- Given request
Copy the records from the start up to and including the line with "author-bio-text: (PhD) is", changing "award-ceremony-photo" to "ceremony-photo" and keeping everything else the same.

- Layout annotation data
+++++

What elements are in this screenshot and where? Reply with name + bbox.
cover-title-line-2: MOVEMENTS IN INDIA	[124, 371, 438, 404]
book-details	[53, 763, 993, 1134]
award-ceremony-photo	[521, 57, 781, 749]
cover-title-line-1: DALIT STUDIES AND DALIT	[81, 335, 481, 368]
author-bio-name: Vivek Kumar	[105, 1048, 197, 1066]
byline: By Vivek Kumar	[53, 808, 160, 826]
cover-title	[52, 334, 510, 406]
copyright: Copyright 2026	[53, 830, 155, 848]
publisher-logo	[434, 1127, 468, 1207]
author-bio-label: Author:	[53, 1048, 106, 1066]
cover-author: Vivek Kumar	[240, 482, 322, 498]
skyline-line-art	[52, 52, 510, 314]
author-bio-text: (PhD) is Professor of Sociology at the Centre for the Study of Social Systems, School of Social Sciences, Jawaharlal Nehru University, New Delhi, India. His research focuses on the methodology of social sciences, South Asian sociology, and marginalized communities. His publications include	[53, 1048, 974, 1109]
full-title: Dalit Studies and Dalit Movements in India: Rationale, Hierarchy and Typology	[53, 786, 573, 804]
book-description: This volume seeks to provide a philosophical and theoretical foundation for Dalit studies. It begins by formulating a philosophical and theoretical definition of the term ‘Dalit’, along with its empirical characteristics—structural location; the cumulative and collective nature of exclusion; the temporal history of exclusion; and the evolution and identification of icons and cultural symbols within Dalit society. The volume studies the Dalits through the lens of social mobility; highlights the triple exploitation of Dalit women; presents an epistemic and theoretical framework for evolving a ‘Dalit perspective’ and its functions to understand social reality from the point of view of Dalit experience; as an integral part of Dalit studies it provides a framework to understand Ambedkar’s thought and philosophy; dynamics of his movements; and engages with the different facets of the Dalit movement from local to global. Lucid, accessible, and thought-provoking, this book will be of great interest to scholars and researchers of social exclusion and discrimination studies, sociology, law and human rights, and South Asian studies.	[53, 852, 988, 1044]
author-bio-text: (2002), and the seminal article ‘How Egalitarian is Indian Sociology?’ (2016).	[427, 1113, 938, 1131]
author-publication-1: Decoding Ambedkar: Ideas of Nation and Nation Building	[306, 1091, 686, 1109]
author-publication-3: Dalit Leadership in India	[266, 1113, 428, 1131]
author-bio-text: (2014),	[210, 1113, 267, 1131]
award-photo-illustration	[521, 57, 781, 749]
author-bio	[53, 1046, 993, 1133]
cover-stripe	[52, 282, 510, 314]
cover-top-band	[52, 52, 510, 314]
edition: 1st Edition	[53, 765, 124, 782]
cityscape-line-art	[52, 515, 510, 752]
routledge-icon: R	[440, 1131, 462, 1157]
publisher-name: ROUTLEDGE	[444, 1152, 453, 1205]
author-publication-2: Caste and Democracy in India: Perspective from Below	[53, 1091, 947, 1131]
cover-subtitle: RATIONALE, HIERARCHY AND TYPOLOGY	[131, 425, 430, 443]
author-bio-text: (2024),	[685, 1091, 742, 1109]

+++++

- Answer for this exercise
What elements are in this screenshot and where? Reply with name + bbox.
cover-title-line-2: MOVEMENTS IN INDIA	[124, 371, 438, 404]
book-details	[53, 763, 993, 1134]
ceremony-photo	[521, 57, 781, 749]
cover-title-line-1: DALIT STUDIES AND DALIT	[81, 335, 481, 368]
author-bio-name: Vivek Kumar	[105, 1048, 197, 1066]
byline: By Vivek Kumar	[53, 808, 160, 826]
cover-title	[52, 334, 510, 406]
copyright: Copyright 2026	[53, 830, 155, 848]
publisher-logo	[434, 1127, 468, 1207]
author-bio-label: Author:	[53, 1048, 106, 1066]
cover-author: Vivek Kumar	[240, 482, 322, 498]
skyline-line-art	[52, 52, 510, 314]
author-bio-text: (PhD) is Professor of Sociology at the Centre for the Study of Social Systems, School of Social Sciences, Jawaharlal Nehru University, New Delhi, India. His research focuses on the methodology of social sciences, South Asian sociology, and marginalized communities. His publications include	[53, 1048, 974, 1109]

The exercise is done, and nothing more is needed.